Instructions for the task
In how many lines of the data does the word "experience" appear? Give the number by itself.

[Stored items]

- - - - -

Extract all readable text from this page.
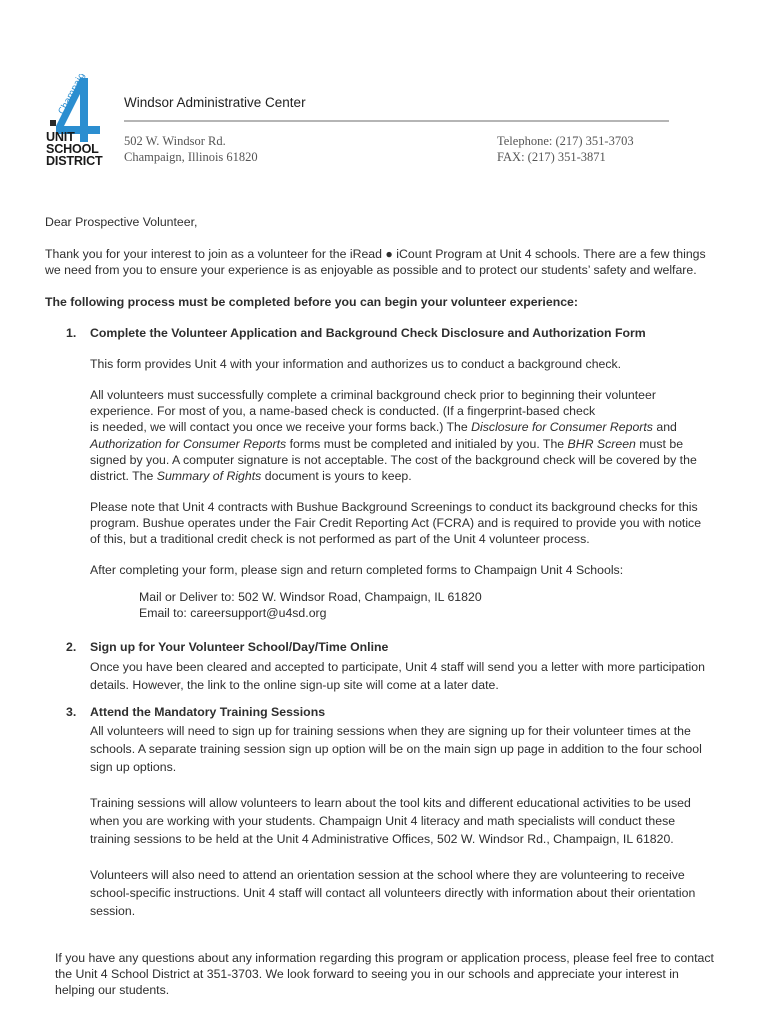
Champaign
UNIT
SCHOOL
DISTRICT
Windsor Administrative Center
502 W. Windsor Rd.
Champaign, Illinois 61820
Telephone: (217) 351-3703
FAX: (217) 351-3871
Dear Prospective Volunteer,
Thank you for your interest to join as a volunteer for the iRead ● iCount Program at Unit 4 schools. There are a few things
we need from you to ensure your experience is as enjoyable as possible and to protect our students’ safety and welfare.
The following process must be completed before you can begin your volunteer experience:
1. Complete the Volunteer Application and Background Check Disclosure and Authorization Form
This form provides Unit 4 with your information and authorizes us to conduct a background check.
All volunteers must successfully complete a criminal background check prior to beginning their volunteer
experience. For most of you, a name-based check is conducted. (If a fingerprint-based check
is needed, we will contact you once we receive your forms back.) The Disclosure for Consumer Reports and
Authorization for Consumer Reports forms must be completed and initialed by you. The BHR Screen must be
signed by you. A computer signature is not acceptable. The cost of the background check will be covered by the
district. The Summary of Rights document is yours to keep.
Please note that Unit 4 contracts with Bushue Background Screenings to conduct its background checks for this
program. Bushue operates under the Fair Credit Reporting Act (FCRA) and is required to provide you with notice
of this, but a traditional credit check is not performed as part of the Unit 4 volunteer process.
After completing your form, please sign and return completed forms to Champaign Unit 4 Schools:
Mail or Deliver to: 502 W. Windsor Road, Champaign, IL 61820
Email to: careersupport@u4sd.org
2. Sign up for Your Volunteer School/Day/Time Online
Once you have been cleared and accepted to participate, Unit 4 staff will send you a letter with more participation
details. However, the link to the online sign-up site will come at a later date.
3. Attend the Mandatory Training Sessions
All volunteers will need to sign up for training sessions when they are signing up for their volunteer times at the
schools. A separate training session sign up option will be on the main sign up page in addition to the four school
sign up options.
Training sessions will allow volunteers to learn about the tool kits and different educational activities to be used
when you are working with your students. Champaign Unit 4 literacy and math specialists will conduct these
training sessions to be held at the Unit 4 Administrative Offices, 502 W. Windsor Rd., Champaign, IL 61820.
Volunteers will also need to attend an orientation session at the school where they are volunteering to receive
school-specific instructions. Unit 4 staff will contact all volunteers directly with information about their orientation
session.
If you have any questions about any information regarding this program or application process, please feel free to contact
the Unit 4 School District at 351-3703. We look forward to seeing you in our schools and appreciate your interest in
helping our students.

- - - - -

Task answer
3